** Start of RECORDS FOR THE EXERCISE **

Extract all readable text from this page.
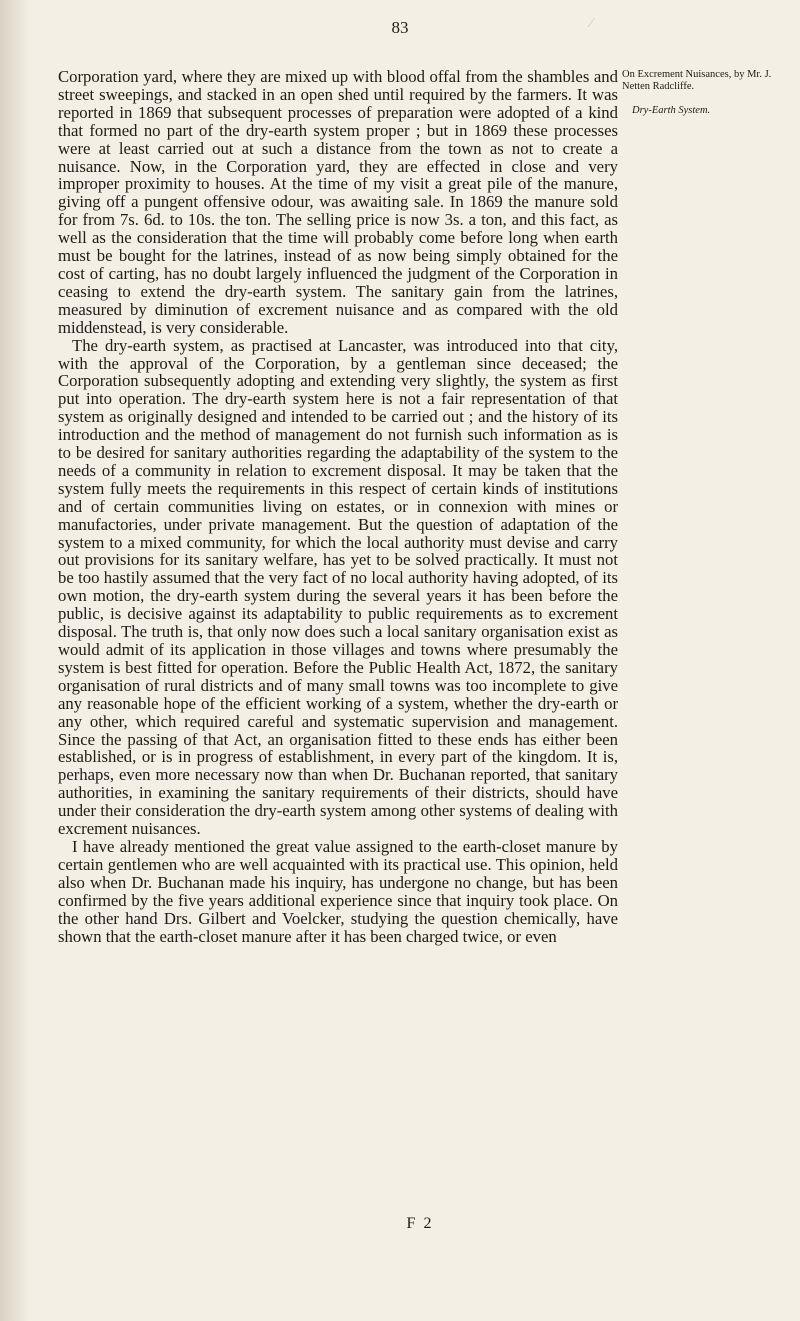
83	⁄

Corporation yard, where they are mixed up with blood offal from the shambles and street sweepings, and stacked in an open shed until required by the farmers. It was reported in 1869 that subsequent processes of preparation were adopted of a kind that formed no part of the dry-earth system proper ; but in 1869 these processes were at least carried out at such a distance from the town as not to create a nuisance. Now, in the Corporation yard, they are effected in close and very improper proximity to houses. At the time of my visit a great pile of the manure, giving off a pungent offensive odour, was awaiting sale. In 1869 the manure sold for from 7s. 6d. to 10s. the ton. The selling price is now 3s. a ton, and this fact, as well as the consideration that the time will probably come before long when earth must be bought for the latrines, instead of as now being simply obtained for the cost of carting, has no doubt largely influenced the judgment of the Corporation in ceasing to extend the dry-earth system. The sanitary gain from the latrines, measured by diminution of excrement nuisance and as compared with the old middenstead, is very considerable.

The dry-earth system, as practised at Lancaster, was introduced into that city, with the approval of the Corporation, by a gentleman since deceased; the Corporation subsequently adopting and extending very slightly, the system as first put into operation. The dry-earth system here is not a fair representation of that system as originally designed and intended to be carried out ; and the history of its introduction and the method of management do not furnish such information as is to be desired for sanitary authorities regarding the adaptability of the system to the needs of a community in relation to excrement disposal. It may be taken that the system fully meets the requirements in this respect of certain kinds of institutions and of certain communities living on estates, or in connexion with mines or manufactories, under private management. But the question of adaptation of the system to a mixed community, for which the local authority must devise and carry out provisions for its sanitary welfare, has yet to be solved practically. It must not be too hastily assumed that the very fact of no local authority having adopted, of its own motion, the dry-earth system during the several years it has been before the public, is decisive against its adaptability to public requirements as to excrement disposal. The truth is, that only now does such a local sanitary organisation exist as would admit of its application in those villages and towns where presumably the system is best fitted for operation. Before the Public Health Act, 1872, the sanitary organisation of rural districts and of many small towns was too incomplete to give any reasonable hope of the efficient working of a system, whether the dry-earth or any other, which required careful and systematic supervision and management. Since the passing of that Act, an organisation fitted to these ends has either been established, or is in progress of establishment, in every part of the kingdom. It is, perhaps, even more necessary now than when Dr. Buchanan reported, that sanitary authorities, in examining the sanitary requirements of their districts, should have under their consideration the dry-earth system among other systems of dealing with excrement nuisances.

I have already mentioned the great value assigned to the earth-closet manure by certain gentlemen who are well acquainted with its practical use. This opinion, held also when Dr. Buchanan made his inquiry, has undergone no change, but has been confirmed by the five years additional experience since that inquiry took place. On the other hand Drs. Gilbert and Voelcker, studying the question chemically, have shown that the earth-closet manure after it has been charged twice, or even

On Excrement Nuisances, by Mr. J. Netten Radcliffe.

Dry-Earth System.

F 2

** End of RECORDS FOR THE EXERCISE **

▶ **BRIEF**
Copy the records above exactly, omitting every picture.

▶ **RESPONSE TO THE EXERCISE**
Extract all readable text from this page.
83	⁄

Corporation yard, where they are mixed up with blood offal from the shambles and street sweepings, and stacked in an open shed until required by the farmers. It was reported in 1869 that subsequent processes of preparation were adopted of a kind that formed no part of the dry-earth system proper ; but in 1869 these processes were at least carried out at such a distance from the town as not to create a nuisance. Now, in the Corporation yard, they are effected in close and very improper proximity to houses. At the time of my visit a great pile of the manure, giving off a pungent offensive odour, was awaiting sale. In 1869 the manure sold for from 7s. 6d. to 10s. the ton. The selling price is now 3s. a ton, and this fact, as well as the consideration that the time will probably come before long when earth must be bought for the latrines, instead of as now being simply obtained for the cost of carting, has no doubt largely influenced the judgment of the Corporation in ceasing to extend the dry-earth system. The sanitary gain from the latrines, measured by diminution of excrement nuisance and as compared with the old middenstead, is very considerable.

The dry-earth system, as practised at Lancaster, was introduced into that city, with the approval of the Corporation, by a gentleman since deceased; the Corporation subsequently adopting and extending very slightly, the system as first put into operation. The dry-earth system here is not a fair representation of that system as originally designed and intended to be carried out ; and the history of its introduction and the method of management do not furnish such information as is to be desired for sanitary authorities regarding the adaptability of the system to the needs of a community in relation to excrement disposal. It may be taken that the system fully meets the requirements in this respect of certain kinds of institutions and of certain communities living on estates, or in connexion with mines or manufactories, under private management. But the question of adaptation of the system to a mixed community, for which the local authority must devise and carry out provisions for its sanitary welfare, has yet to be solved practically. It must not be too hastily assumed that the very fact of no local authority having adopted, of its own motion, the dry-earth system during the several years it has been before the public, is decisive against its adaptability to public requirements as to excrement disposal. The truth is, that only now does such a local sanitary organisation exist as would admit of its application in those villages and towns where presumably the system is best fitted for operation. Before the Public Health Act, 1872, the sanitary organisation of rural districts and of many small towns was too incomplete to give any reasonable hope of the efficient working of a system, whether the dry-earth or any other, which required careful and systematic supervision and management. Since the passing of that Act, an organisation fitted to these ends has either been established, or is in progress of establishment, in every part of the kingdom. It is, perhaps, even more necessary now than when Dr. Buchanan reported, that sanitary authorities, in examining the sanitary requirements of their districts, should have under their consideration the dry-earth system among other systems of dealing with excrement nuisances.

I have already mentioned the great value assigned to the earth-closet manure by certain gentlemen who are well acquainted with its practical use. This opinion, held also when Dr. Buchanan made his inquiry, has undergone no change, but has been confirmed by the five years additional experience since that inquiry took place. On the other hand Drs. Gilbert and Voelcker, studying the question chemically, have shown that the earth-closet manure after it has been charged twice, or even

On Excrement Nuisances, by Mr. J. Netten Radcliffe.

Dry-Earth System.

F 2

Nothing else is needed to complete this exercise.